_SET EXERCISE_. Every line below that mentions the word "Sign" should be copied out.

_ENTRIES_.

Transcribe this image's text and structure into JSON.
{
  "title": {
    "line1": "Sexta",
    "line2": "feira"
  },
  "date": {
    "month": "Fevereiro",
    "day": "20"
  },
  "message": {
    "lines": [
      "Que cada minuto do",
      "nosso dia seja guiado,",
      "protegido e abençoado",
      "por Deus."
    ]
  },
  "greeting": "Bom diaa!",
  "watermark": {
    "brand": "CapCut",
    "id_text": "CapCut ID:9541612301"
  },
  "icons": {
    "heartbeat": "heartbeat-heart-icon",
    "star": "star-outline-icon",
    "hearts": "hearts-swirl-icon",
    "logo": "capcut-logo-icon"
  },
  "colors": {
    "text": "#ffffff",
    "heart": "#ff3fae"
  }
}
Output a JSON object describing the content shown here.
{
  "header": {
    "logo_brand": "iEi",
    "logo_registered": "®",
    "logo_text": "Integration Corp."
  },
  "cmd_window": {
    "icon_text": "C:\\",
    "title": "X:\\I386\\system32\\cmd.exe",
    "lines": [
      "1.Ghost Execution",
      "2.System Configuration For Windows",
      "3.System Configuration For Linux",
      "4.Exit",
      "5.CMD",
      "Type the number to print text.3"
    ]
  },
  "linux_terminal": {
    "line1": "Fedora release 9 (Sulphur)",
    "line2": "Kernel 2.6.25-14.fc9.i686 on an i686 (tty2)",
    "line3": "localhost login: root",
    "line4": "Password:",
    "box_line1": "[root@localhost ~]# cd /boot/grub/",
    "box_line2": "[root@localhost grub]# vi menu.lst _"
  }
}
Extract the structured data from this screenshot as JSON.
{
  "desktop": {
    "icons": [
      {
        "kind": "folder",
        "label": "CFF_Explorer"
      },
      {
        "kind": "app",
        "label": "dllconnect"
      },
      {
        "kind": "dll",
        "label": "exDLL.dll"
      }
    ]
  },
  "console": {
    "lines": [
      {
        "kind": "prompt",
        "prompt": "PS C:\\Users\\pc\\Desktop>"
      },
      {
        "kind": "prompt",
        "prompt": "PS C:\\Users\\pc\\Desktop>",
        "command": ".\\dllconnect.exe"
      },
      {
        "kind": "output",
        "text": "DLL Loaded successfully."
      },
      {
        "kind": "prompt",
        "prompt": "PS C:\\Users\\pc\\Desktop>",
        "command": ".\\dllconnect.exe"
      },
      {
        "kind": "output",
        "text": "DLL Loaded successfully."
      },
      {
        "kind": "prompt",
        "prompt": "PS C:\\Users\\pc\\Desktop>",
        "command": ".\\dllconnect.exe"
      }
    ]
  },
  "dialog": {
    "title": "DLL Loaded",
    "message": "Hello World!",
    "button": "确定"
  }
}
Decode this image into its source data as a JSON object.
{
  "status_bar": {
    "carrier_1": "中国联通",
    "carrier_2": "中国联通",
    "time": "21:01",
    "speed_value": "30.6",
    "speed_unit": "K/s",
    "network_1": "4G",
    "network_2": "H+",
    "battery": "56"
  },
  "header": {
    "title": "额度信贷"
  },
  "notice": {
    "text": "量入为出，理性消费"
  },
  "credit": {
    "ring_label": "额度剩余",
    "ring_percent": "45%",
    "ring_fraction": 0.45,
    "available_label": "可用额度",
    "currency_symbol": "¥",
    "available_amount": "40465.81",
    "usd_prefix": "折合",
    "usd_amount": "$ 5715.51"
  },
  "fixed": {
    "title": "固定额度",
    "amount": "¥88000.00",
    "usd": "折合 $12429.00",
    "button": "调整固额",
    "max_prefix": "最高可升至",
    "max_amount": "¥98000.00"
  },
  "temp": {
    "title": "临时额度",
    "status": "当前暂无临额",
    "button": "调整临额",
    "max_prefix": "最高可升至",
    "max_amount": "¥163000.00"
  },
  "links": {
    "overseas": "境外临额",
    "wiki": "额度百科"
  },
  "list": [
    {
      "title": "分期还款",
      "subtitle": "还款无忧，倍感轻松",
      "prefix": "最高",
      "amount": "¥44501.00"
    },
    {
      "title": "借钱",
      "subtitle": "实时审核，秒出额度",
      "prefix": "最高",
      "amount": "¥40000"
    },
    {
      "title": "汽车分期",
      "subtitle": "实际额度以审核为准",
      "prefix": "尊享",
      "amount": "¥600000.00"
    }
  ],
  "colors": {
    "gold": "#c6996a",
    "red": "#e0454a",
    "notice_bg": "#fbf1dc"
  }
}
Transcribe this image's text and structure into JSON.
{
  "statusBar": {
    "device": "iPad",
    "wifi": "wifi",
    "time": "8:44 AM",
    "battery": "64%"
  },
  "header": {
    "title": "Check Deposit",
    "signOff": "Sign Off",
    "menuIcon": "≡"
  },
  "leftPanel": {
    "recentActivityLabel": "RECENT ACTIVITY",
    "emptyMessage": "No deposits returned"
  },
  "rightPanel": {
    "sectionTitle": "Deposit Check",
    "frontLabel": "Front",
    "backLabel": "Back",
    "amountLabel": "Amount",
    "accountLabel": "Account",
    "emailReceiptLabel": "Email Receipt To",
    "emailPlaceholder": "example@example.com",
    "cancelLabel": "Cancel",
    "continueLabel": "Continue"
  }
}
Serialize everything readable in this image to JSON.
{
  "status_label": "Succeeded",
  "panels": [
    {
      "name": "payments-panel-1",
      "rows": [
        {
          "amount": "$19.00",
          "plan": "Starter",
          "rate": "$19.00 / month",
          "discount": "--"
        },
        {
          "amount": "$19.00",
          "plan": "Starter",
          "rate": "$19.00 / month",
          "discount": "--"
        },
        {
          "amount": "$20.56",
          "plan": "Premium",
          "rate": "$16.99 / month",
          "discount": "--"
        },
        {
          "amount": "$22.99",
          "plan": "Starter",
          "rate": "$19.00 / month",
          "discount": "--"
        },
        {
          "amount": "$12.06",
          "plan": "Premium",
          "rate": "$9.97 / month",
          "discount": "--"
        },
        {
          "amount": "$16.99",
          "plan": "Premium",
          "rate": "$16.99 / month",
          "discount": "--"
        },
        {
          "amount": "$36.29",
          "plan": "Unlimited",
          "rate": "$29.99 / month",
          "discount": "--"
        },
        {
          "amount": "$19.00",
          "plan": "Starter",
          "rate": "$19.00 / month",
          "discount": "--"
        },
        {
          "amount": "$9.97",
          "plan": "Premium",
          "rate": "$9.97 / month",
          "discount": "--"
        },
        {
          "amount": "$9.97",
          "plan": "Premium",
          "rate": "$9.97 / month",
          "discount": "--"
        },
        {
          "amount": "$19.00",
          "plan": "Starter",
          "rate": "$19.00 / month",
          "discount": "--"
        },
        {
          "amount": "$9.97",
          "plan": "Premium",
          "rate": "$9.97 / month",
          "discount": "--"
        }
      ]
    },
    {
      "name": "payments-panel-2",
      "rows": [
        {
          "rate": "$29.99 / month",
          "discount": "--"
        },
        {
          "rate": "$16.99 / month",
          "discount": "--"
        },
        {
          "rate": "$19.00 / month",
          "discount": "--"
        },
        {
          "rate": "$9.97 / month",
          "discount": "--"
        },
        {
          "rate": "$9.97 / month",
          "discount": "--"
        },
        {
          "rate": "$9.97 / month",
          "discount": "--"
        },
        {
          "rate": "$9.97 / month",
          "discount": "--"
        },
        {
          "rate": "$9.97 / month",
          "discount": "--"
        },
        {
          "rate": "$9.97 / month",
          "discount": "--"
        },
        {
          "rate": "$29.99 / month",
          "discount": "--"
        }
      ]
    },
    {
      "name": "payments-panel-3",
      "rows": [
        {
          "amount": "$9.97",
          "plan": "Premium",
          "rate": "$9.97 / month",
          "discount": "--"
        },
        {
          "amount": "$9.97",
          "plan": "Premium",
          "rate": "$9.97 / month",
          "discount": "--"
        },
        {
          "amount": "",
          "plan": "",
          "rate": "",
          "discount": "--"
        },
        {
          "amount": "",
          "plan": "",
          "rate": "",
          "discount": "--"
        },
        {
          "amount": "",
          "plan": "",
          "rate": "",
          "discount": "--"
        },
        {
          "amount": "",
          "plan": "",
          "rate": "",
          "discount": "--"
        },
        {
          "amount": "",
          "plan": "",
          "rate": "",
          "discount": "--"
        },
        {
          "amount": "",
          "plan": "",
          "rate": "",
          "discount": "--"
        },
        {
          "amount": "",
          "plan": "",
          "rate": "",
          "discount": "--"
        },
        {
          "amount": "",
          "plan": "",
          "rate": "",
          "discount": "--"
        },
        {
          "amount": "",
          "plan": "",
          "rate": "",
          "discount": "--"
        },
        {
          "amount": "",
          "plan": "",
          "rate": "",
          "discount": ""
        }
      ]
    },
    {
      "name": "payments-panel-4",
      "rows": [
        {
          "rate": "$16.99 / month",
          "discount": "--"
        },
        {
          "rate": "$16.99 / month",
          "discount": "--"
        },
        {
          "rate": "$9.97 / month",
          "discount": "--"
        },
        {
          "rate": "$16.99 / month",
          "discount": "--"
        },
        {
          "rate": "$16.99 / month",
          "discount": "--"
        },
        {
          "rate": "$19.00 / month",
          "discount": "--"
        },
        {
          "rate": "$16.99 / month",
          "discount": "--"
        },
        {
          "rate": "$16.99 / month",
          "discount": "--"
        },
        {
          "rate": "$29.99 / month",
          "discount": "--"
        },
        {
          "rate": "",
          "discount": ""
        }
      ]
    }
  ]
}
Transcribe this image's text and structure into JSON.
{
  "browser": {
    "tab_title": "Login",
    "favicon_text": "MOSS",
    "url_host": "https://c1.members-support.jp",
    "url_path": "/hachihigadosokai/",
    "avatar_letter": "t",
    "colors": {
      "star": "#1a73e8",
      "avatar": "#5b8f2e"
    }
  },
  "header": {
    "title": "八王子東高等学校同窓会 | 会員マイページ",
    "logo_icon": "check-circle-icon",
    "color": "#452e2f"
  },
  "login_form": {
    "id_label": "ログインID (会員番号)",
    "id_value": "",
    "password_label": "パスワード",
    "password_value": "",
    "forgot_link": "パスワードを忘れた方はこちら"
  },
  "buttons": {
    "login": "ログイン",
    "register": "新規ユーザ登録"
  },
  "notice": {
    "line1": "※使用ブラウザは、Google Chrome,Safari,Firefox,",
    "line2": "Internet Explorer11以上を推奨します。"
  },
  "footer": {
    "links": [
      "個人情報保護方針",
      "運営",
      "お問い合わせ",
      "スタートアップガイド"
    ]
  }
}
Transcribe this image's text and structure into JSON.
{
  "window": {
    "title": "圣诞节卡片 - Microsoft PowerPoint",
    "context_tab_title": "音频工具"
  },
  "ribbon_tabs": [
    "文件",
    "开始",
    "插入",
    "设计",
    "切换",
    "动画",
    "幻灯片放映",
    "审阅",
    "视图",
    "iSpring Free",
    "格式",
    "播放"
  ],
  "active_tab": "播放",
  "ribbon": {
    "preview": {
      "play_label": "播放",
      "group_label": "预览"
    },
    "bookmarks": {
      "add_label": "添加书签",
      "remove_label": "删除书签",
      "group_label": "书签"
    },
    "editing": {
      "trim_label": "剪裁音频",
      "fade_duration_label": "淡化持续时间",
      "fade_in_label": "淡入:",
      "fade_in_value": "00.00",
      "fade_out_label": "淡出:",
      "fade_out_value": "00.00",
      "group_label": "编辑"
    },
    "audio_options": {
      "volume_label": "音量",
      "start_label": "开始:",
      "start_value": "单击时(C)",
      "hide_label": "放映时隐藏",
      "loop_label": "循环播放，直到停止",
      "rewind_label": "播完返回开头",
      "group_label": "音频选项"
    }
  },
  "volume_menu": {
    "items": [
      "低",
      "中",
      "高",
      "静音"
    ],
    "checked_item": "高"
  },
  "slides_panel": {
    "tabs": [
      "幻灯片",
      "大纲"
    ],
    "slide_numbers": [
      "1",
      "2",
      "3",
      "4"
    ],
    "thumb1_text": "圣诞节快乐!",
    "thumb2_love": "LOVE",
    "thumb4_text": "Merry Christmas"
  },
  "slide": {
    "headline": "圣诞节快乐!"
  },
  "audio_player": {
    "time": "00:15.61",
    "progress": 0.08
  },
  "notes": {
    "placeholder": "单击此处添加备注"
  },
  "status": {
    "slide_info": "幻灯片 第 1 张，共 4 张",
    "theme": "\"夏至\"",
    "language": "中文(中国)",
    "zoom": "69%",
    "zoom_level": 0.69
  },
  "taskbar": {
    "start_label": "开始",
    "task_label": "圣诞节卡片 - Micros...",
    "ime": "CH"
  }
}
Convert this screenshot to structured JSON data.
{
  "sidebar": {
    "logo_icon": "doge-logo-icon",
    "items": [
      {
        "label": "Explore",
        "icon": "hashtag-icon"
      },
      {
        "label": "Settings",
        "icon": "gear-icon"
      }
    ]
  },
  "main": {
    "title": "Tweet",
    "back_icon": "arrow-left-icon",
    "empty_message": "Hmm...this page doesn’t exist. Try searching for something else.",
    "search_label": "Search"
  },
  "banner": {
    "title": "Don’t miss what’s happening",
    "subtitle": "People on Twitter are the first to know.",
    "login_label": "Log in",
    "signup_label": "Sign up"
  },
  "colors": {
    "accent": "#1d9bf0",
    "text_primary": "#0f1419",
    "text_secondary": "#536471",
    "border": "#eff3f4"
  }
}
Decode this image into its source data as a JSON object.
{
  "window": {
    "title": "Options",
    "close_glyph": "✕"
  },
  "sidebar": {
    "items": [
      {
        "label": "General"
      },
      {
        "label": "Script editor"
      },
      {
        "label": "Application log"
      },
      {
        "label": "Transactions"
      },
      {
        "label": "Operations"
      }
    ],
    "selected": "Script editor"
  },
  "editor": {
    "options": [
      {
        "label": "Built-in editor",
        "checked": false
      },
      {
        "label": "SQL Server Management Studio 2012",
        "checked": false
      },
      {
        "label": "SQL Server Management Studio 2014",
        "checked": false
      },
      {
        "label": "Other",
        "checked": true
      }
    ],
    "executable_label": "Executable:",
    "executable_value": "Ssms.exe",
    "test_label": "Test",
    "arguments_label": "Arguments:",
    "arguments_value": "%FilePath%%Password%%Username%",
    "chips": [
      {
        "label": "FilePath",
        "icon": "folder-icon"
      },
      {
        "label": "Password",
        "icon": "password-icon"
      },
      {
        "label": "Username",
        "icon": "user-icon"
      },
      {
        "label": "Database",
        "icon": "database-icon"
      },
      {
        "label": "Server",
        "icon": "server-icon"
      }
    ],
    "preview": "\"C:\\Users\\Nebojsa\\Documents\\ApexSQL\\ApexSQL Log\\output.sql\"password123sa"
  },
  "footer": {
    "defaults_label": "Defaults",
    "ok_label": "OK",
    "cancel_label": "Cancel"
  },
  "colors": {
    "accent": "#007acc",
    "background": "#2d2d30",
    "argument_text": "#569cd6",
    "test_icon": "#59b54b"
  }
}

_RESPONSE_.
    "signOff": "Sign Off",
    "signup_label": "Sign up"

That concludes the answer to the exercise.